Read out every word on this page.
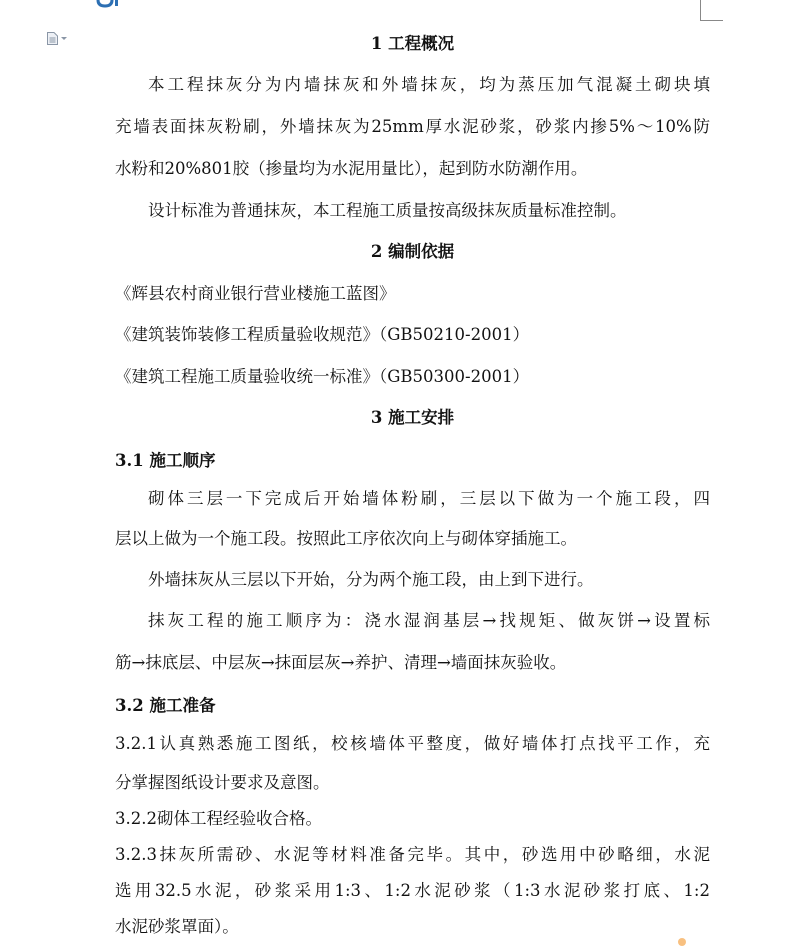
1 工程概况
本工程抹灰分为内墙抹灰和外墙抹灰，均为蒸压加气混凝土砌块填
充墙表面抹灰粉刷，外墙抹灰为25mm厚水泥砂浆，砂浆内掺5%～10%防
水粉和20%801胶（掺量均为水泥用量比），起到防水防潮作用。
设计标准为普通抹灰，本工程施工质量按高级抹灰质量标准控制。
2 编制依据
《辉县农村商业银行营业楼施工蓝图》
《建筑装饰装修工程质量验收规范》（GB50210-2001）
《建筑工程施工质量验收统一标准》（GB50300-2001）
3 施工安排
3.1 施工顺序
砌体三层一下完成后开始墙体粉刷，三层以下做为一个施工段，四
层以上做为一个施工段。按照此工序依次向上与砌体穿插施工。
外墙抹灰从三层以下开始，分为两个施工段，由上到下进行。
抹灰工程的施工顺序为：浇水湿润基层→找规矩、做灰饼→设置标
筋→抹底层、中层灰→抹面层灰→养护、清理→墙面抹灰验收。
3.2 施工准备
3.2.1认真熟悉施工图纸，校核墙体平整度，做好墙体打点找平工作，充
分掌握图纸设计要求及意图。
3.2.2砌体工程经验收合格。
3.2.3抹灰所需砂、水泥等材料准备完毕。其中，砂选用中砂略细，水泥
选用32.5水泥，砂浆采用1:3、1:2水泥砂浆（1:3水泥砂浆打底、1:2
水泥砂浆罩面）。
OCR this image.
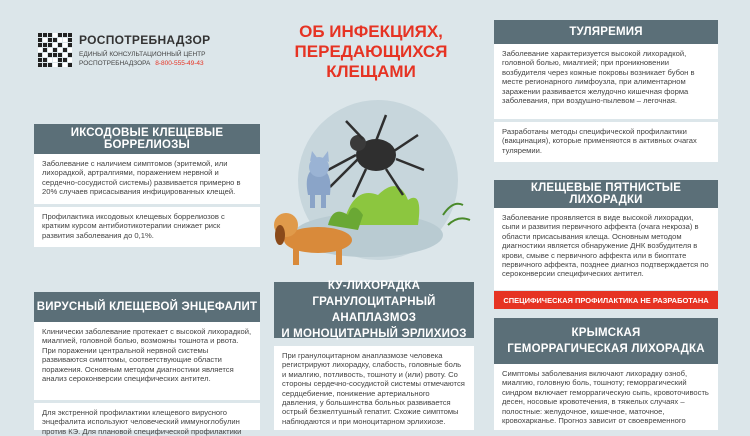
РОСПОТРЕБНАДЗОР
ЕДИНЫЙ КОНСУЛЬТАЦИОННЫЙ ЦЕНТР
РОСПОТРЕБНАДЗОРА 8-800-555-49-43
ОБ ИНФЕКЦИЯХ,
ПЕРЕДАЮЩИХСЯ КЛЕЩАМИ
ИКСОДОВЫЕ КЛЕЩЕВЫЕ БОРРЕЛИОЗЫ
Заболевание с наличием симптомов (эритемой, или лихорадкой, артралгиями, поражением нервной и сердечно-сосудистой системы) развивается примерно в 20% случаев присасывания инфицированных клещей.
Профилактика иксодовых клещевых боррелиозов с кратким курсом антибиотикотерапии снижает риск развития заболевания до 0,1%.
ВИРУСНЫЙ КЛЕЩЕВОЙ ЭНЦЕФАЛИТ
Клинически заболевание протекает с высокой лихорадкой, миалгией, головной болью, возможны тошнота и рвота. При поражении центральной нервной системы развиваются симптомы, соответствующие области поражения. Основным методом диагностики является анализ сероконверсии специфических антител.
Для экстренной профилактики клещевого вирусного энцефалита используют человеческий иммуноглобулин против КЭ. Для плановой специфической профилактики
КУ-ЛИХОРАДКА
ГРАНУЛОЦИТАРНЫЙ АНАПЛАЗМОЗ
И МОНОЦИТАРНЫЙ ЭРЛИХИОЗ
При гранулоцитарном анаплазмозе человека регистрируют лихорадку, слабость, головные боль и миалгию, потливость, тошноту и (или) рвоту. Со стороны сердечно-сосудистой системы отмечаются сердцебиение, понижение артериального давления, у большинства больных развивается острый безжелтушный гепатит. Схожие симптомы наблюдаются и при моноцитарном эрлихиозе.
ТУЛЯРЕМИЯ
Заболевание характеризуется высокой лихорадкой, головной болью, миалгией; при проникновении возбудителя через кожные покровы возникает бубон в месте регионарного лимфоузла, при алиментарном заражении развивается желудочно кишечная форма заболевания, при воздушно-пылевом – легочная.
Разработаны методы специфической профилактики (вакцинация), которые применяются в активных очагах туляремии.
КЛЕЩЕВЫЕ ПЯТНИСТЫЕ ЛИХОРАДКИ
Заболевание проявляется в виде высокой лихорадки, сыпи и развития первичного аффекта (очага некроза) в области присасывания клеща. Основным методом диагностики является обнаружение ДНК возбудителя в крови, смыве с первичного аффекта или в биоптате первичного аффекта, позднее диагноз подтверждается по сероконверсии специфических антител.
СПЕЦИФИЧЕСКАЯ ПРОФИЛАКТИКА НЕ РАЗРАБОТАНА
КРЫМСКАЯ
ГЕМОРРАГИЧЕСКАЯ ЛИХОРАДКА
Симптомы заболевания включают лихорадку озноб, миалгию, головную боль, тошноту; геморрагический синдром включает геморрагическую сыпь, кровоточивость десен, носовые кровотечения, в тяжелых случаях – полостные: желудочное, кишечное, маточное, кровохарканье. Прогноз зависит от своевременного
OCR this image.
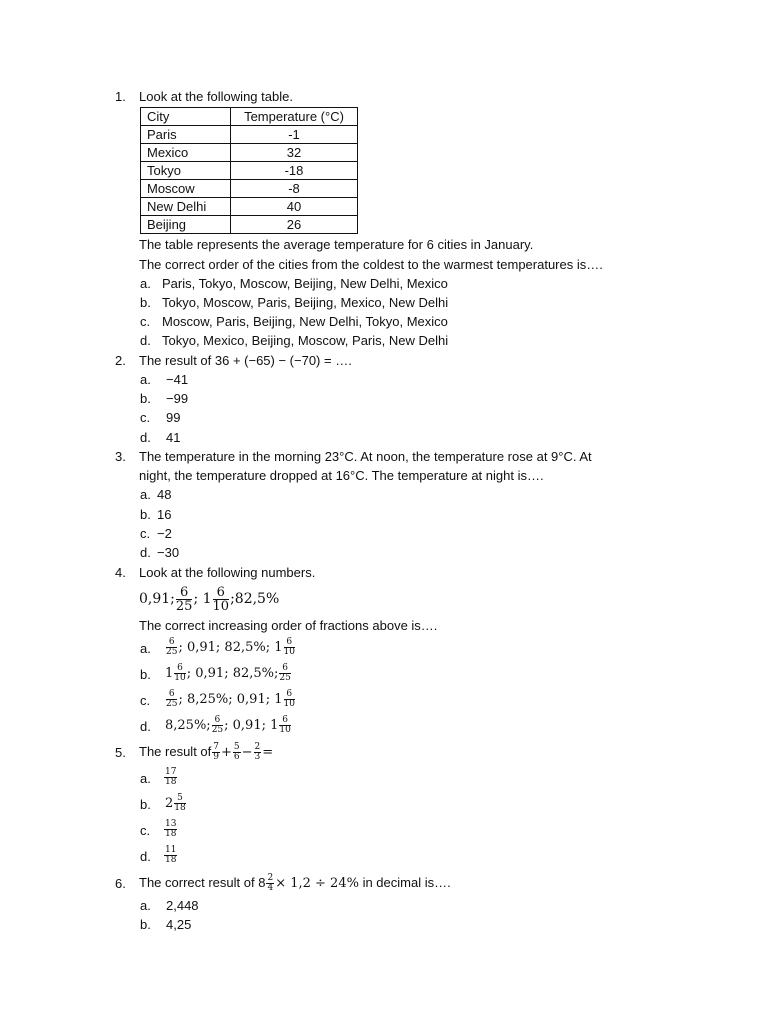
1. Look at the following table.
City	Temperature (°C)
Paris	-1
Mexico	32
Tokyo	-18
Moscow	-8
New Delhi	40
Beijing	26
The table represents the average temperature for 6 cities in January.
The correct order of the cities from the coldest to the warmest temperatures is….
a. Paris, Tokyo, Moscow, Beijing, New Delhi, Mexico
b. Tokyo, Moscow, Paris, Beijing, Mexico, New Delhi
c. Moscow, Paris, Beijing, New Delhi, Tokyo, Mexico
d. Tokyo, Mexico, Beijing, Moscow, Paris, New Delhi
2. The result of 36 + (−65) − (−70) = ….
a. −41
b. −99
c. 99
d. 41
3. The temperature in the morning 23°C. At noon, the temperature rose at 9°C. At
night, the temperature dropped at 16°C. The temperature at night is….
a. 48
b. 16
c. −2
d. −30
4. Look at the following numbers.
0,91; $\frac{6}{25}$ ; $1 \frac{6}{10}$ ;82,5%
The correct increasing order of fractions above is….
a. $\frac{6}{25}$ ; 0,91; 82,5%; $1 \frac{6}{10}$
b. $1 \frac{6}{10}$ ; 0,91; 82,5%; $\frac{6}{25}$
c. $\frac{6}{25}$ ; 8,25%; 0,91; $1 \frac{6}{10}$
d. 8,25%; $\frac{6}{25}$ ; 0,91; $1 \frac{6}{10}$
5. The result of $\frac{7}{9} + \frac{5}{6} - \frac{2}{3}$ =
a. $\frac{17}{18}$
b. $2 \frac{5}{18}$
c. $\frac{13}{18}$
d. $\frac{11}{18}$
6. The correct result of $8 \frac{2}{4} \times 1,2 \div 24\%$ in decimal is….
a. 2,448
b. 4,25
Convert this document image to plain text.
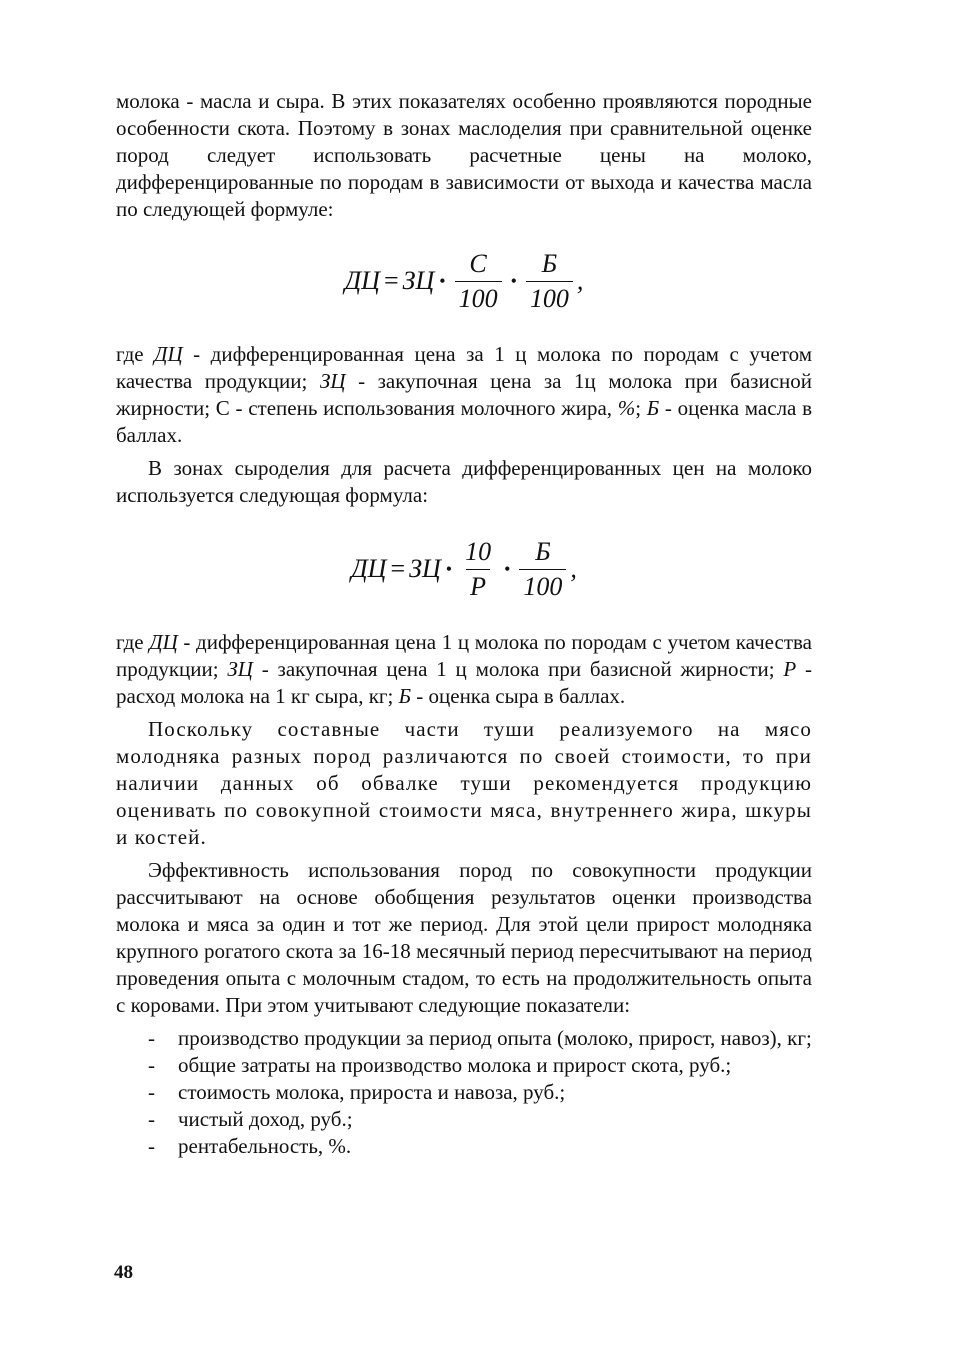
молока - масла и сыра. В этих показателях особенно проявляются породные особенности скота. Поэтому в зонах маслоделия при сравнительной оценке пород следует использовать расчетные цены на молоко, дифференцированные по породам в зависимости от выхода и качества масла по следующей формуле:

ДЦ = ЗЦ • $\frac{С}{100}$ • $\frac{Б}{100}$ ,

где ДЦ - дифференцированная цена за 1 ц молока по породам с учетом качества продукции; ЗЦ - закупочная цена за 1ц молока при базисной жирности; С - степень использования молочного жира, %; Б - оценка масла в баллах.

В зонах сыроделия для расчета дифференцированных цен на молоко используется следующая формула:

ДЦ = ЗЦ • $\frac{10}{Р}$ • $\frac{Б}{100}$ ,

где ДЦ - дифференцированная цена 1 ц молока по породам с учетом качества продукции; ЗЦ - закупочная цена 1 ц молока при базисной жирности; Р - расход молока на 1 кг сыра, кг; Б - оценка сыра в баллах.

Поскольку составные части туши реализуемого на мясо молодняка разных пород различаются по своей стоимости, то при наличии данных об обвалке туши рекомендуется продукцию оценивать по совокупной стоимости мяса, внутреннего жира, шкуры и костей.

Эффективность использования пород по совокупности продукции рассчитывают на основе обобщения результатов оценки производства молока и мяса за один и тот же период. Для этой цели прирост молодняка крупного рогатого скота за 16-18 месячный период пересчитывают на период проведения опыта с молочным стадом, то есть на продолжительность опыта с коровами. При этом учитывают следующие показатели:

-	производство продукции за период опыта (молоко, прирост, навоз), кг;
-	общие затраты на производство молока и прирост скота, руб.;
-	стоимость молока, прироста и навоза, руб.;
-	чистый доход, руб.;
-	рентабельность, %.
48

# # #

### AIM
Find each line with the string "ЛИХОРАДКА" and copy it out.

### RIGHT ANSWER
КУ-ЛИХОРАДКА
ГЕМОРРАГИЧЕСКАЯ ЛИХОРАДКА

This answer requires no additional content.